§ DATA RECORDS
========
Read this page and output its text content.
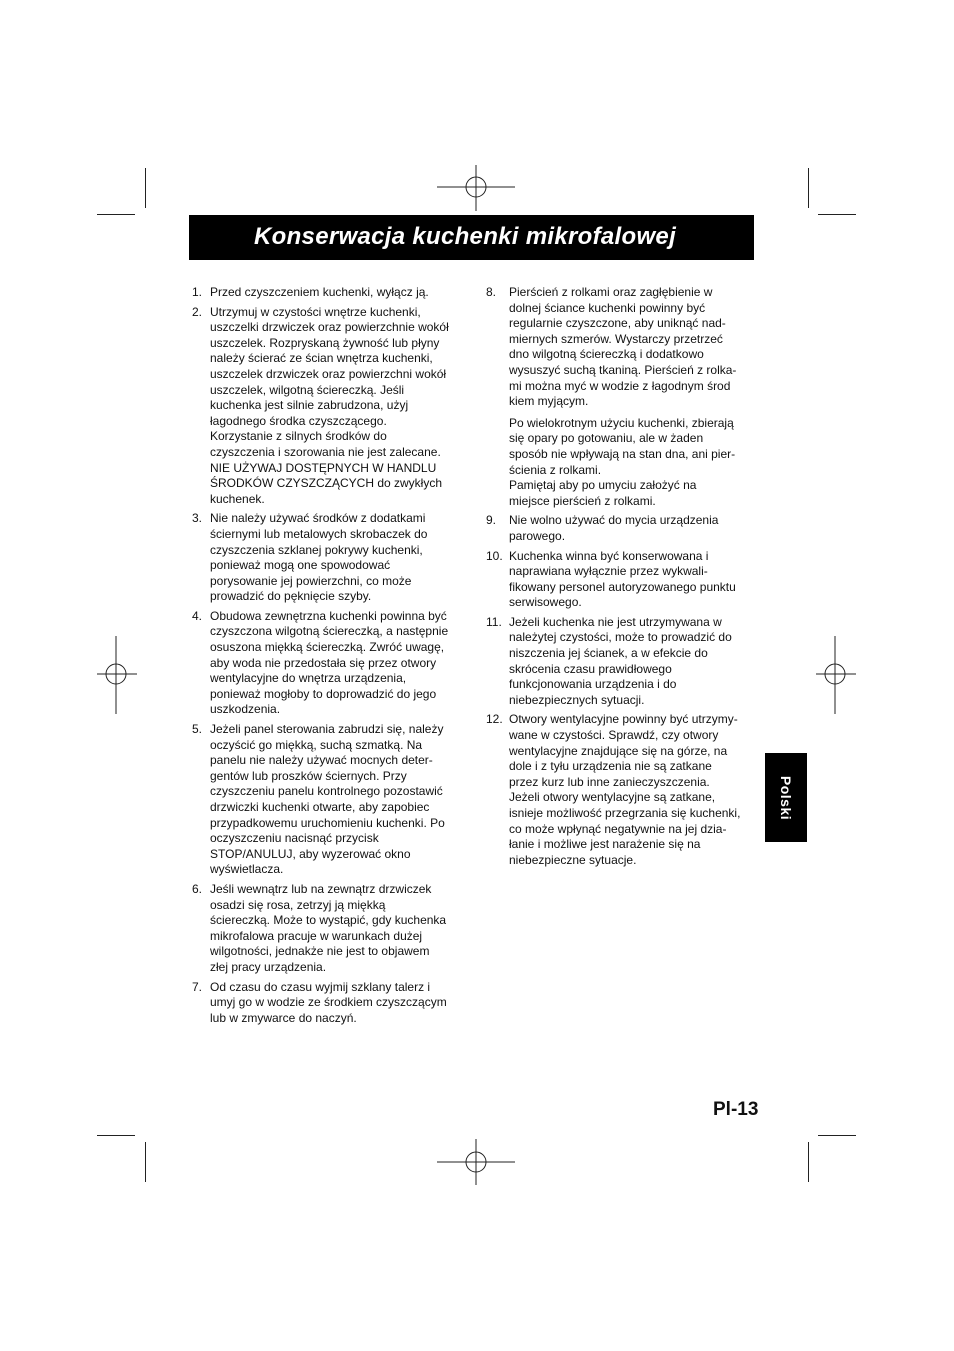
Konserwacja kuchenki mikrofalowej
1. Przed czyszczeniem kuchenki, wyłącz ją.

2. Utrzymuj w czystości wnętrze kuchenki,
uszczelki drzwiczek oraz powierzchnie wokół
uszczelek. Rozpryskaną żywność lub płyny
należy ścierać ze ścian wnętrza kuchenki,
uszczelek drzwiczek oraz powierzchni wokół
uszczelek, wilgotną ściereczką. Jeśli
kuchenka jest silnie zabrudzona, użyj
łagodnego środka czyszczącego.
Korzystanie z silnych środków do
czyszczenia i szorowania nie jest zalecane.
NIE UŻYWAJ DOSTĘPNYCH W HANDLU
ŚRODKÓW CZYSZCZĄCYCH do zwykłych
kuchenek.

3. Nie należy używać środków z dodatkami
ściernymi lub metalowych skrobaczek do
czyszczenia szklanej pokrywy kuchenki,
ponieważ mogą one spowodować
porysowanie jej powierzchni, co może
prowadzić do pęknięcie szyby.

4. Obudowa zewnętrzna kuchenki powinna być
czyszczona wilgotną ściereczką, a następnie
osuszona miękką ściereczką. Zwróć uwagę,
aby woda nie przedostała się przez otwory
wentylacyjne do wnętrza urządzenia,
ponieważ mogłoby to doprowadzić do jego
uszkodzenia.

5. Jeżeli panel sterowania zabrudzi się, należy
oczyścić go miękką, suchą szmatką. Na
panelu nie należy używać mocnych deter-
gentów lub proszków ściernych. Przy
czyszczeniu panelu kontrolnego pozostawić
drzwiczki kuchenki otwarte, aby zapobiec
przypadkowemu uruchomieniu kuchenki. Po
oczyszczeniu nacisnąć przycisk
STOP/ANULUJ, aby wyzerować okno
wyświetlacza.

6. Jeśli wewnątrz lub na zewnątrz drzwiczek
osadzi się rosa, zetrzyj ją miękką
ściereczką. Może to wystąpić, gdy kuchenka
mikrofalowa pracuje w warunkach dużej
wilgotności, jednakże nie jest to objawem
złej pracy urządzenia.

7. Od czasu do czasu wyjmij szklany talerz i
umyj go w wodzie ze środkiem czyszczącym
lub w zmywarce do naczyń.

8. Pierścień z rolkami oraz zagłębienie w
dolnej ściance kuchenki powinny być
regularnie czyszczone, aby uniknąć nad-
miernych szmerów. Wystarczy przetrzeć
dno wilgotną ściereczką i dodatkowo
wysuszyć suchą tkaniną. Pierścień z rolka-
mi można myć w wodzie z łagodnym środ
kiem myjącym.

Po wielokrotnym użyciu kuchenki, zbierają
się opary po gotowaniu, ale w żaden
sposób nie wpływają na stan dna, ani pier-
ścienia z rolkami.
Pamiętaj aby po umyciu założyć na
miejsce pierścień z rolkami.

9. Nie wolno używać do mycia urządzenia
parowego.

10. Kuchenka winna być konserwowana i
naprawiana wyłącznie przez wykwali-
fikowany personel autoryzowanego punktu
serwisowego.

11. Jeżeli kuchenka nie jest utrzymywana w
należytej czystości, może to prowadzić do
niszczenia jej ścianek, a w efekcie do
skrócenia czasu prawidłowego
funkcjonowania urządzenia i do
niebezpiecznych sytuacji.

12. Otwory wentylacyjne powinny być utrzymy-
wane w czystości. Sprawdź, czy otwory
wentylacyjne znajdujące się na górze, na
dole i z tyłu urządzenia nie są zatkane
przez kurz lub inne zanieczyszczenia.
Jeżeli otwory wentylacyjne są zatkane,
isnieje możliwość przegrzania się kuchenki,
co może wpłynąć negatywnie na jej dzia-
łanie i możliwe jest narażenie się na
niebezpieczne sytuacje.

Polski
Pl-13
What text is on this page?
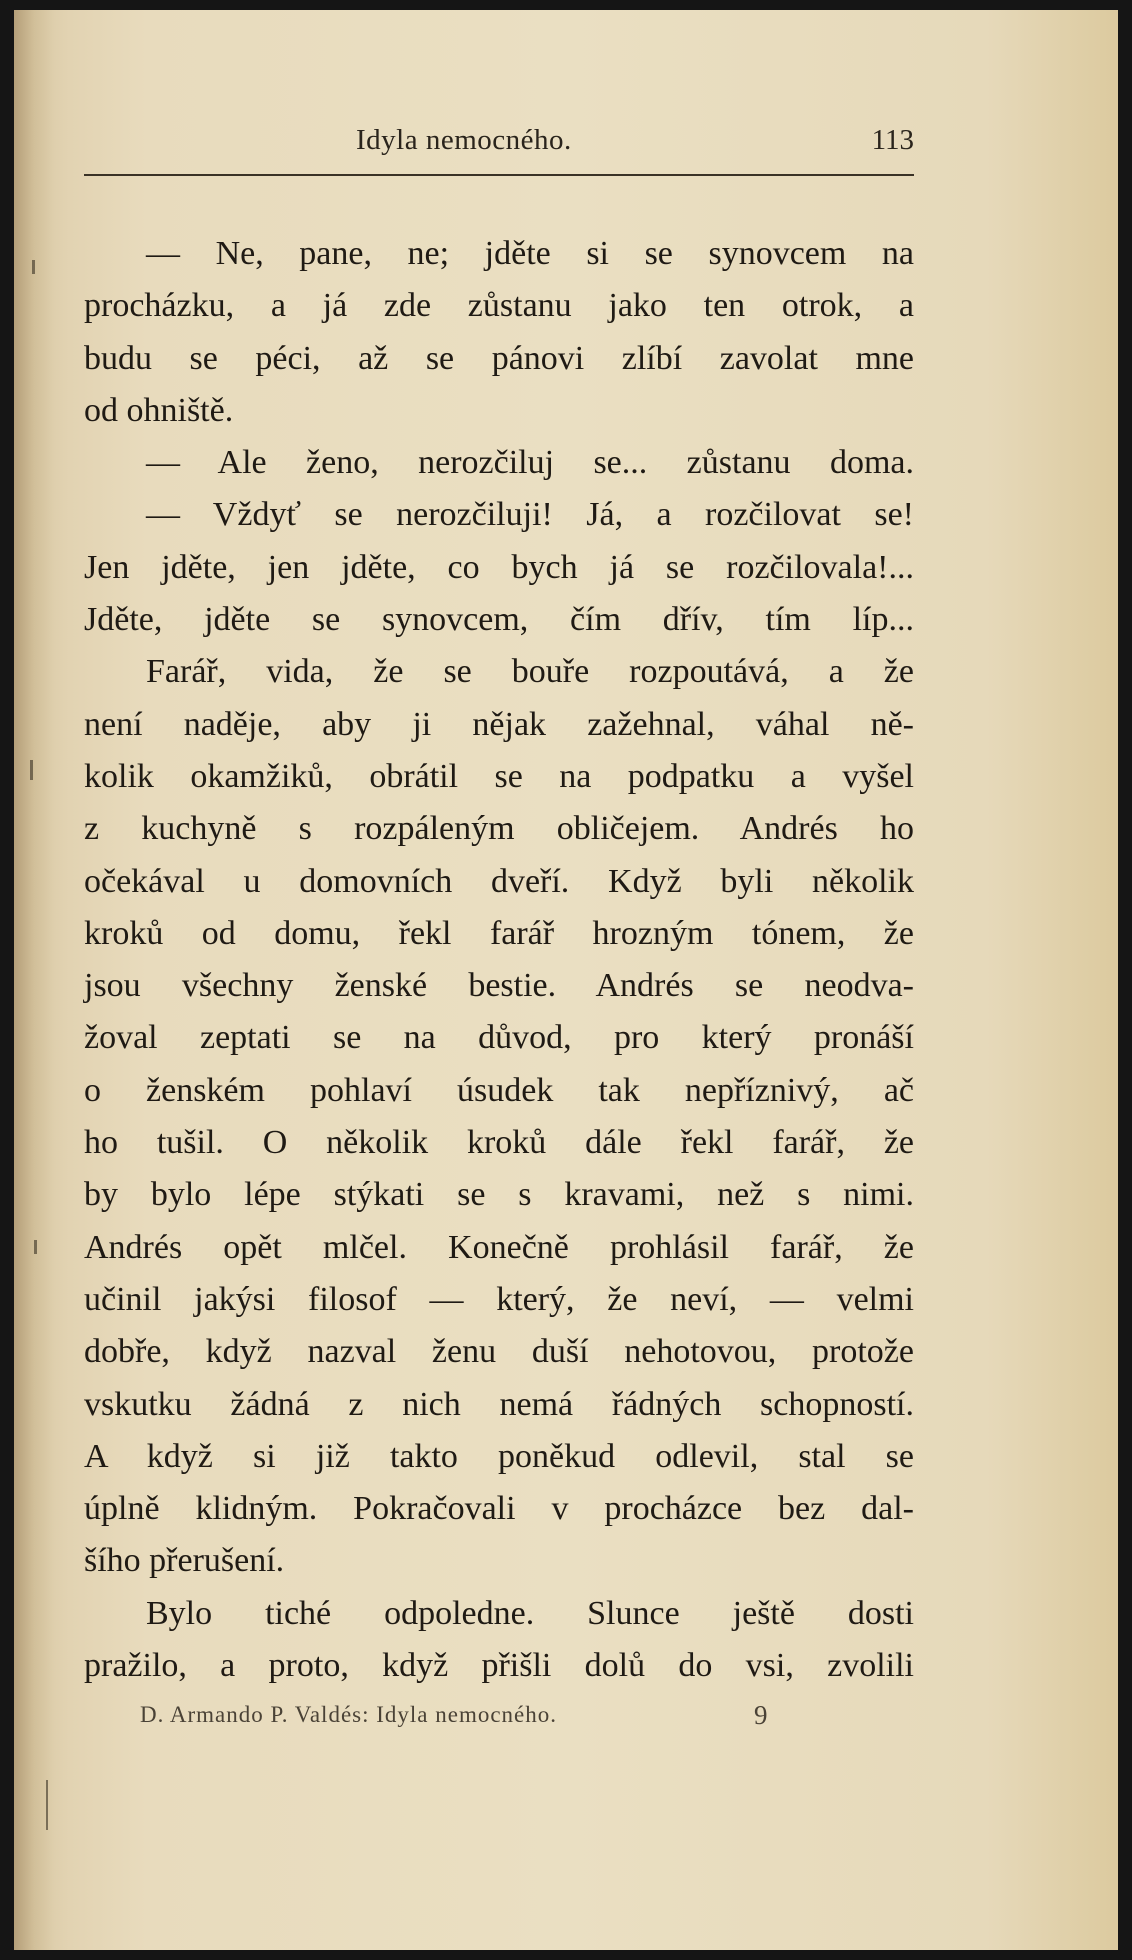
Idyla nemocného.	113
— Ne, pane, ne; jděte si se synovcem na
procházku, a já zde zůstanu jako ten otrok, a
budu se péci, až se pánovi zlíbí zavolat mne
od ohniště.
— Ale ženo, nerozčiluj se... zůstanu doma.
— Vždyť se nerozčiluji! Já, a rozčilovat se!
Jen jděte, jen jděte, co bych já se rozčilovala!...
Jděte, jděte se synovcem, čím dřív, tím líp...
Farář, vida, že se bouře rozpoutává, a že
není naděje, aby ji nějak zažehnal, váhal ně-
kolik okamžiků, obrátil se na podpatku a vyšel
z kuchyně s rozpáleným obličejem. Andrés ho
očekával u domovních dveří. Když byli několik
kroků od domu, řekl farář hrozným tónem, že
jsou všechny ženské bestie. Andrés se neodva-
žoval zeptati se na důvod, pro který pronáší
o ženském pohlaví úsudek tak nepříznivý, ač
ho tušil. O několik kroků dále řekl farář, že
by bylo lépe stýkati se s kravami, než s nimi.
Andrés opět mlčel. Konečně prohlásil farář, že
učinil jakýsi filosof — který, že neví, — velmi
dobře, když nazval ženu duší nehotovou, protože
vskutku žádná z nich nemá řádných schopností.
A když si již takto poněkud odlevil, stal se
úplně klidným. Pokračovali v procházce bez dal-
šího přerušení.
Bylo tiché odpoledne. Slunce ještě dosti
pražilo, a proto, když přišli dolů do vsi, zvolili
D. Armando P. Valdés: Idyla nemocného.	9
========
In the copy, include all records verbatim but no images.

Read this page and output its text content.
Konserwacja kuchenki mikrofalowej
1. Przed czyszczeniem kuchenki, wyłącz ją.

2. Utrzymuj w czystości wnętrze kuchenki,
uszczelki drzwiczek oraz powierzchnie wokół
uszczelek. Rozpryskaną żywność lub płyny
należy ścierać ze ścian wnętrza kuchenki,
uszczelek drzwiczek oraz powierzchni wokół
uszczelek, wilgotną ściereczką. Jeśli
kuchenka jest silnie zabrudzona, użyj
łagodnego środka czyszczącego.
Korzystanie z silnych środków do
czyszczenia i szorowania nie jest zalecane.
NIE UŻYWAJ DOSTĘPNYCH W HANDLU
ŚRODKÓW CZYSZCZĄCYCH do zwykłych
kuchenek.

3. Nie należy używać środków z dodatkami
ściernymi lub metalowych skrobaczek do
czyszczenia szklanej pokrywy kuchenki,
ponieważ mogą one spowodować
porysowanie jej powierzchni, co może
prowadzić do pęknięcie szyby.

4. Obudowa zewnętrzna kuchenki powinna być
czyszczona wilgotną ściereczką, a następnie
osuszona miękką ściereczką. Zwróć uwagę,
aby woda nie przedostała się przez otwory
wentylacyjne do wnętrza urządzenia,
ponieważ mogłoby to doprowadzić do jego
uszkodzenia.

5. Jeżeli panel sterowania zabrudzi się, należy
oczyścić go miękką, suchą szmatką. Na
panelu nie należy używać mocnych deter-
gentów lub proszków ściernych. Przy
czyszczeniu panelu kontrolnego pozostawić
drzwiczki kuchenki otwarte, aby zapobiec
przypadkowemu uruchomieniu kuchenki. Po
oczyszczeniu nacisnąć przycisk
STOP/ANULUJ, aby wyzerować okno
wyświetlacza.

6. Jeśli wewnątrz lub na zewnątrz drzwiczek
osadzi się rosa, zetrzyj ją miękką
ściereczką. Może to wystąpić, gdy kuchenka
mikrofalowa pracuje w warunkach dużej
wilgotności, jednakże nie jest to objawem
złej pracy urządzenia.

7. Od czasu do czasu wyjmij szklany talerz i
umyj go w wodzie ze środkiem czyszczącym
lub w zmywarce do naczyń.

8. Pierścień z rolkami oraz zagłębienie w
dolnej ściance kuchenki powinny być
regularnie czyszczone, aby uniknąć nad-
miernych szmerów. Wystarczy przetrzeć
dno wilgotną ściereczką i dodatkowo
wysuszyć suchą tkaniną. Pierścień z rolka-
mi można myć w wodzie z łagodnym środ
kiem myjącym.

Po wielokrotnym użyciu kuchenki, zbierają
się opary po gotowaniu, ale w żaden
sposób nie wpływają na stan dna, ani pier-
ścienia z rolkami.
Pamiętaj aby po umyciu założyć na
miejsce pierścień z rolkami.

9. Nie wolno używać do mycia urządzenia
parowego.

10. Kuchenka winna być konserwowana i
naprawiana wyłącznie przez wykwali-
fikowany personel autoryzowanego punktu
serwisowego.

11. Jeżeli kuchenka nie jest utrzymywana w
należytej czystości, może to prowadzić do
niszczenia jej ścianek, a w efekcie do
skrócenia czasu prawidłowego
funkcjonowania urządzenia i do
niebezpiecznych sytuacji.

12. Otwory wentylacyjne powinny być utrzymy-
wane w czystości. Sprawdź, czy otwory
wentylacyjne znajdujące się na górze, na
dole i z tyłu urządzenia nie są zatkane
przez kurz lub inne zanieczyszczenia.
Jeżeli otwory wentylacyjne są zatkane,
isnieje możliwość przegrzania się kuchenki,
co może wpłynąć negatywnie na jej dzia-
łanie i możliwe jest narażenie się na
niebezpieczne sytuacje.

Polski
Pl-13
What text is on this page?
Idyla nemocného.	113
— Ne, pane, ne; jděte si se synovcem na
procházku, a já zde zůstanu jako ten otrok, a
budu se péci, až se pánovi zlíbí zavolat mne
od ohniště.
— Ale ženo, nerozčiluj se... zůstanu doma.
— Vždyť se nerozčiluji! Já, a rozčilovat se!
Jen jděte, jen jděte, co bych já se rozčilovala!...
Jděte, jděte se synovcem, čím dřív, tím líp...
Farář, vida, že se bouře rozpoutává, a že
není naděje, aby ji nějak zažehnal, váhal ně-
kolik okamžiků, obrátil se na podpatku a vyšel
z kuchyně s rozpáleným obličejem. Andrés ho
očekával u domovních dveří. Když byli několik
kroků od domu, řekl farář hrozným tónem, že
jsou všechny ženské bestie. Andrés se neodva-
žoval zeptati se na důvod, pro který pronáší
o ženském pohlaví úsudek tak nepříznivý, ač
ho tušil. O několik kroků dále řekl farář, že
by bylo lépe stýkati se s kravami, než s nimi.
Andrés opět mlčel. Konečně prohlásil farář, že
učinil jakýsi filosof — který, že neví, — velmi
dobře, když nazval ženu duší nehotovou, protože
vskutku žádná z nich nemá řádných schopností.
A když si již takto poněkud odlevil, stal se
úplně klidným. Pokračovali v procházce bez dal-
šího přerušení.
Bylo tiché odpoledne. Slunce ještě dosti
pražilo, a proto, když přišli dolů do vsi, zvolili
D. Armando P. Valdés: Idyla nemocného.	9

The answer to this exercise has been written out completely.